--- Data to use ---
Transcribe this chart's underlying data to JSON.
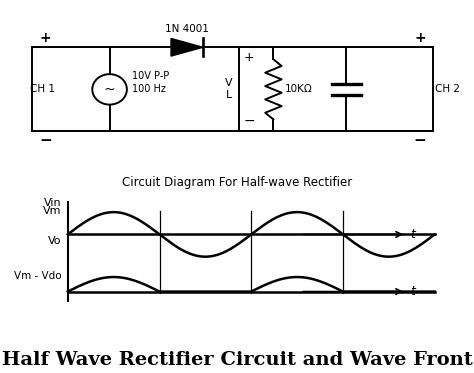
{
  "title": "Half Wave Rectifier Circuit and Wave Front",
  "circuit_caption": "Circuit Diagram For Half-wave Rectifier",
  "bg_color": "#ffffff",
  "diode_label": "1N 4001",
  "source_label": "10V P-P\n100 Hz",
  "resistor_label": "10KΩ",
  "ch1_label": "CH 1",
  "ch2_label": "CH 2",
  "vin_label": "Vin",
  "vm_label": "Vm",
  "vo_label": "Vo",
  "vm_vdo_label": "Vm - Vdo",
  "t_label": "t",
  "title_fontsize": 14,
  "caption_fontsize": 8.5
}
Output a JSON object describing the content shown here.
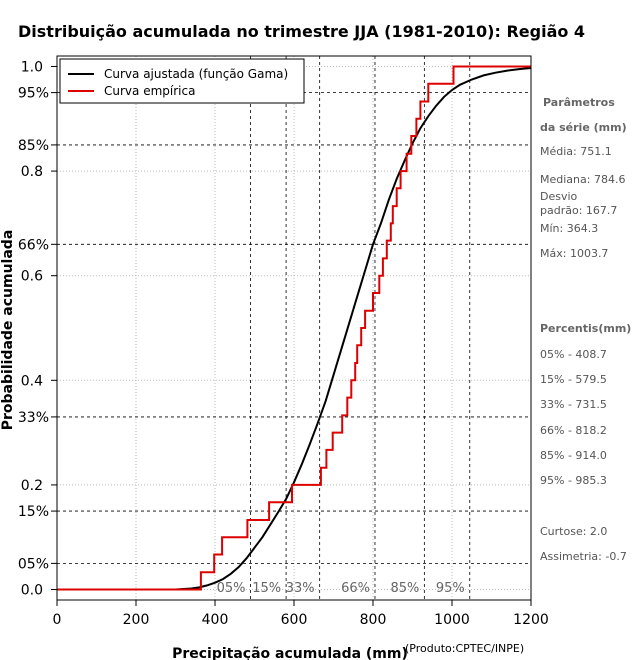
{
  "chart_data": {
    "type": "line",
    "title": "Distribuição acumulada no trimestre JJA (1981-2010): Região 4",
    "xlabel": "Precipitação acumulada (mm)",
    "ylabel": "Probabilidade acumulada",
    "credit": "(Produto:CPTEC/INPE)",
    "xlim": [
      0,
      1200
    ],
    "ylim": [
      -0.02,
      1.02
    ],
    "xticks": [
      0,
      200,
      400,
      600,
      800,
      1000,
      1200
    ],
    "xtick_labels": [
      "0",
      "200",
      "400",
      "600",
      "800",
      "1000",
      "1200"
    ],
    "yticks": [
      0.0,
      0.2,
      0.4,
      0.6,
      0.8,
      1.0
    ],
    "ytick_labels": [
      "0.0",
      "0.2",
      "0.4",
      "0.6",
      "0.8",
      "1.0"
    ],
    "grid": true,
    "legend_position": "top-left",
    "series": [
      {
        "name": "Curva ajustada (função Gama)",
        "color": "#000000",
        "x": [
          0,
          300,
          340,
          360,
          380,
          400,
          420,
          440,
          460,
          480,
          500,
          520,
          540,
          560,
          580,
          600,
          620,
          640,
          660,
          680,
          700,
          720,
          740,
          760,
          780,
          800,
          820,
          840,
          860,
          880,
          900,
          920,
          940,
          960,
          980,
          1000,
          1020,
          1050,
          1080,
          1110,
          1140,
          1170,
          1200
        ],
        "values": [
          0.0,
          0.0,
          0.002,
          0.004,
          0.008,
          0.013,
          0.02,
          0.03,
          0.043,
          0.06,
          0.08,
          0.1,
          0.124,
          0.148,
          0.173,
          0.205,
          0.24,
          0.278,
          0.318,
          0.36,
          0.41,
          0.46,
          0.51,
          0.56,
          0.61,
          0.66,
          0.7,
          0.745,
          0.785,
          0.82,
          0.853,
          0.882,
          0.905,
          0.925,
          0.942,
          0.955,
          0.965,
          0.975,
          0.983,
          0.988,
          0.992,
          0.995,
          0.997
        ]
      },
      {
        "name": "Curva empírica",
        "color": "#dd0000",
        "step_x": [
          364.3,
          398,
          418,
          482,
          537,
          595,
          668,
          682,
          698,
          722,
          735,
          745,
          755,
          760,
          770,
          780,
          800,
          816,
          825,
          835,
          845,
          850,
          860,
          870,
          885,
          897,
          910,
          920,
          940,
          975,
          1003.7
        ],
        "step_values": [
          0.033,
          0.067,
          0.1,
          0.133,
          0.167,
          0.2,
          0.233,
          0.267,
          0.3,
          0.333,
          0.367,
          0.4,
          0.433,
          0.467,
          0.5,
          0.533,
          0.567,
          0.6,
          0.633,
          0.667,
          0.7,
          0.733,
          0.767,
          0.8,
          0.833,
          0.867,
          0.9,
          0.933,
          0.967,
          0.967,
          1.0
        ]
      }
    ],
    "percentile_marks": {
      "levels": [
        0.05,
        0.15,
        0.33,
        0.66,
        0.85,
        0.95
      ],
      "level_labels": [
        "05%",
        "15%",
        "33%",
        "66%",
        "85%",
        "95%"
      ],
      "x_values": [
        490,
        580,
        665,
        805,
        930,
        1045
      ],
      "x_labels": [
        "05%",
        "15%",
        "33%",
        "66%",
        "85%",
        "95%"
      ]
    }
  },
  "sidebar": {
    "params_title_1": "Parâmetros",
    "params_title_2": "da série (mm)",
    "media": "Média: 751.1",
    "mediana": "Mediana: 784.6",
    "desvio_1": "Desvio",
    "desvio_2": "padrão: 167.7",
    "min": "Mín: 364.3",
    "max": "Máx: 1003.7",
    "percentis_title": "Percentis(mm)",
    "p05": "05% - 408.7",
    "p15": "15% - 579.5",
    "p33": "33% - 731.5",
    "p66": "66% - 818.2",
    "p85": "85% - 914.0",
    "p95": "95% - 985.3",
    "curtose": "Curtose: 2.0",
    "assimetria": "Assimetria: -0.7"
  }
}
---
# Work required:
Nothing in the entries should change as you copy them, except that the pictures are left out.

# Expected answer:
Transcribe this chart's underlying data to JSON.
{
  "title": "Half Wave Rectifier Circuit and Wave Front",
  "circuit_caption": "Circuit Diagram For Half-wave Rectifier",
  "bg_color": "#ffffff",
  "diode_label": "1N 4001",
  "source_label": "10V P-P\n100 Hz",
  "resistor_label": "10KΩ",
  "ch1_label": "CH 1",
  "ch2_label": "CH 2",
  "vin_label": "Vin",
  "vm_label": "Vm",
  "vo_label": "Vo",
  "vm_vdo_label": "Vm - Vdo",
  "t_label": "t",
  "title_fontsize": 14,
  "caption_fontsize": 8.5
}
Output a JSON object describing the content shown here.
{
  "chart_data": {
    "type": "line",
    "title": "Distribuição acumulada no trimestre JJA (1981-2010): Região 4",
    "xlabel": "Precipitação acumulada (mm)",
    "ylabel": "Probabilidade acumulada",
    "credit": "(Produto:CPTEC/INPE)",
    "xlim": [
      0,
      1200
    ],
    "ylim": [
      -0.02,
      1.02
    ],
    "xticks": [
      0,
      200,
      400,
      600,
      800,
      1000,
      1200
    ],
    "xtick_labels": [
      "0",
      "200",
      "400",
      "600",
      "800",
      "1000",
      "1200"
    ],
    "yticks": [
      0.0,
      0.2,
      0.4,
      0.6,
      0.8,
      1.0
    ],
    "ytick_labels": [
      "0.0",
      "0.2",
      "0.4",
      "0.6",
      "0.8",
      "1.0"
    ],
    "grid": true,
    "legend_position": "top-left",
    "series": [
      {
        "name": "Curva ajustada (função Gama)",
        "color": "#000000",
        "x": [
          0,
          300,
          340,
          360,
          380,
          400,
          420,
          440,
          460,
          480,
          500,
          520,
          540,
          560,
          580,
          600,
          620,
          640,
          660,
          680,
          700,
          720,
          740,
          760,
          780,
          800,
          820,
          840,
          860,
          880,
          900,
          920,
          940,
          960,
          980,
          1000,
          1020,
          1050,
          1080,
          1110,
          1140,
          1170,
          1200
        ],
        "values": [
          0.0,
          0.0,
          0.002,
          0.004,
          0.008,
          0.013,
          0.02,
          0.03,
          0.043,
          0.06,
          0.08,
          0.1,
          0.124,
          0.148,
          0.173,
          0.205,
          0.24,
          0.278,
          0.318,
          0.36,
          0.41,
          0.46,
          0.51,
          0.56,
          0.61,
          0.66,
          0.7,
          0.745,
          0.785,
          0.82,
          0.853,
          0.882,
          0.905,
          0.925,
          0.942,
          0.955,
          0.965,
          0.975,
          0.983,
          0.988,
          0.992,
          0.995,
          0.997
        ]
      },
      {
        "name": "Curva empírica",
        "color": "#dd0000",
        "step_x": [
          364.3,
          398,
          418,
          482,
          537,
          595,
          668,
          682,
          698,
          722,
          735,
          745,
          755,
          760,
          770,
          780,
          800,
          816,
          825,
          835,
          845,
          850,
          860,
          870,
          885,
          897,
          910,
          920,
          940,
          975,
          1003.7
        ],
        "step_values": [
          0.033,
          0.067,
          0.1,
          0.133,
          0.167,
          0.2,
          0.233,
          0.267,
          0.3,
          0.333,
          0.367,
          0.4,
          0.433,
          0.467,
          0.5,
          0.533,
          0.567,
          0.6,
          0.633,
          0.667,
          0.7,
          0.733,
          0.767,
          0.8,
          0.833,
          0.867,
          0.9,
          0.933,
          0.967,
          0.967,
          1.0
        ]
      }
    ],
    "percentile_marks": {
      "levels": [
        0.05,
        0.15,
        0.33,
        0.66,
        0.85,
        0.95
      ],
      "level_labels": [
        "05%",
        "15%",
        "33%",
        "66%",
        "85%",
        "95%"
      ],
      "x_values": [
        490,
        580,
        665,
        805,
        930,
        1045
      ],
      "x_labels": [
        "05%",
        "15%",
        "33%",
        "66%",
        "85%",
        "95%"
      ]
    }
  },
  "sidebar": {
    "params_title_1": "Parâmetros",
    "params_title_2": "da série (mm)",
    "media": "Média: 751.1",
    "mediana": "Mediana: 784.6",
    "desvio_1": "Desvio",
    "desvio_2": "padrão: 167.7",
    "min": "Mín: 364.3",
    "max": "Máx: 1003.7",
    "percentis_title": "Percentis(mm)",
    "p05": "05% - 408.7",
    "p15": "15% - 579.5",
    "p33": "33% - 731.5",
    "p66": "66% - 818.2",
    "p85": "85% - 914.0",
    "p95": "95% - 985.3",
    "curtose": "Curtose: 2.0",
    "assimetria": "Assimetria: -0.7"
  }
}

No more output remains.